>>>

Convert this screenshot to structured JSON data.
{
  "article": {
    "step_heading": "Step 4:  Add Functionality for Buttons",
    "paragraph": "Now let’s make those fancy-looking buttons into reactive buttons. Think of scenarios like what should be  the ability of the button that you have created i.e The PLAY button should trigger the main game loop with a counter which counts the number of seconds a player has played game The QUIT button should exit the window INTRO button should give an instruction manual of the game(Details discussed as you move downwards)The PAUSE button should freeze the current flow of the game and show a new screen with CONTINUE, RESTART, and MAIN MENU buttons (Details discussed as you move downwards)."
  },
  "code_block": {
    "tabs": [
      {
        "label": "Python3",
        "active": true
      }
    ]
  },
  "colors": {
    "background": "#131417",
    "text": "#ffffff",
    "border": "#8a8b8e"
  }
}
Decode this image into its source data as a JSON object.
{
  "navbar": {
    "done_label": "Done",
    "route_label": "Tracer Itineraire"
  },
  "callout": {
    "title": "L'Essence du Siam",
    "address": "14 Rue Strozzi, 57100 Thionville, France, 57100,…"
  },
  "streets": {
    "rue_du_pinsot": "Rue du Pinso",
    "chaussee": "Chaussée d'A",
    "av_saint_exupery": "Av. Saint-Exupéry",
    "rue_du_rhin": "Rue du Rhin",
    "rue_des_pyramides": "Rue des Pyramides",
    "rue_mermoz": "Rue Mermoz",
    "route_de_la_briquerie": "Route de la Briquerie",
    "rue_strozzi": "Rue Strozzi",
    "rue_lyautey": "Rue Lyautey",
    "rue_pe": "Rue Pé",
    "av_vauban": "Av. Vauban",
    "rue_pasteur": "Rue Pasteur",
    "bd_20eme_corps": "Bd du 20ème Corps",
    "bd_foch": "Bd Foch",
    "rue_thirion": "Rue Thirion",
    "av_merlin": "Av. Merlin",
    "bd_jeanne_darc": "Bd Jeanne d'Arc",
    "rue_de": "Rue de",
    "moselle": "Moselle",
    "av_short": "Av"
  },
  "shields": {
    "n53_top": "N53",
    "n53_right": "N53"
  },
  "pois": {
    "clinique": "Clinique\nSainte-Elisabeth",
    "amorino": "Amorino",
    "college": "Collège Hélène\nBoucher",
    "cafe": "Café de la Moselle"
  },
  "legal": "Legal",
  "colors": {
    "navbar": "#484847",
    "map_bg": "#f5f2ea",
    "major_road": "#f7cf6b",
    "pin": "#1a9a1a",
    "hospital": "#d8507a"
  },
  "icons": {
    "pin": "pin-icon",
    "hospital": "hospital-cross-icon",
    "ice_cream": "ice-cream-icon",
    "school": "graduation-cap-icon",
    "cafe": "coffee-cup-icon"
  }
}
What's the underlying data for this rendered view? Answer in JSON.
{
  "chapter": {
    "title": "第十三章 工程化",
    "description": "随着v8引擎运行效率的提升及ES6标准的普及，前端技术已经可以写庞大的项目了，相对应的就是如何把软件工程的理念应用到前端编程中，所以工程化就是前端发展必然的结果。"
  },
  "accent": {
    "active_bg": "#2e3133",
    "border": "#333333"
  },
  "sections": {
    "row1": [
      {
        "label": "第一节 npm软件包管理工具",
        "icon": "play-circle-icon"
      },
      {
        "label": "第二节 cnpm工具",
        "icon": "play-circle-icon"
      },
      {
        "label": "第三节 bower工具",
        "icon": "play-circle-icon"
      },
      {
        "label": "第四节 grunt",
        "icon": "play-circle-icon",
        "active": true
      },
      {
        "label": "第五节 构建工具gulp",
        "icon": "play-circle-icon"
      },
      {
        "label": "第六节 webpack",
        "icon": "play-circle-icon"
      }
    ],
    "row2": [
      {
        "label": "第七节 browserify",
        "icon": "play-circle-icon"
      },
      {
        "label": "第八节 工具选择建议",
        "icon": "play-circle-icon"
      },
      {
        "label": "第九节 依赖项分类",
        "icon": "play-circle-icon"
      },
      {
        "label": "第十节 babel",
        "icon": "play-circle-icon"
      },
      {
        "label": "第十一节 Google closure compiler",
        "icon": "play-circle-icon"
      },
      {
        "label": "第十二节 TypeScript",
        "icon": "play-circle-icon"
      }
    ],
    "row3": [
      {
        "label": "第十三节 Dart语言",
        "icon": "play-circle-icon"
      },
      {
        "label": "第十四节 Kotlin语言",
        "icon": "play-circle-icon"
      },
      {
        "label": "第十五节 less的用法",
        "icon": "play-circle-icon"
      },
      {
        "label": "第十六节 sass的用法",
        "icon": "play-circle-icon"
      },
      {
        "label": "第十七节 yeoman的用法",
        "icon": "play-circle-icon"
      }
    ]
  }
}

<<<

From the records given above, copy all lines containing "this".

Convert this screenshot to structured JSON data.
Decode this image into its source data as a JSON object.
What's the underlying data for this rendered view? Answer in JSON.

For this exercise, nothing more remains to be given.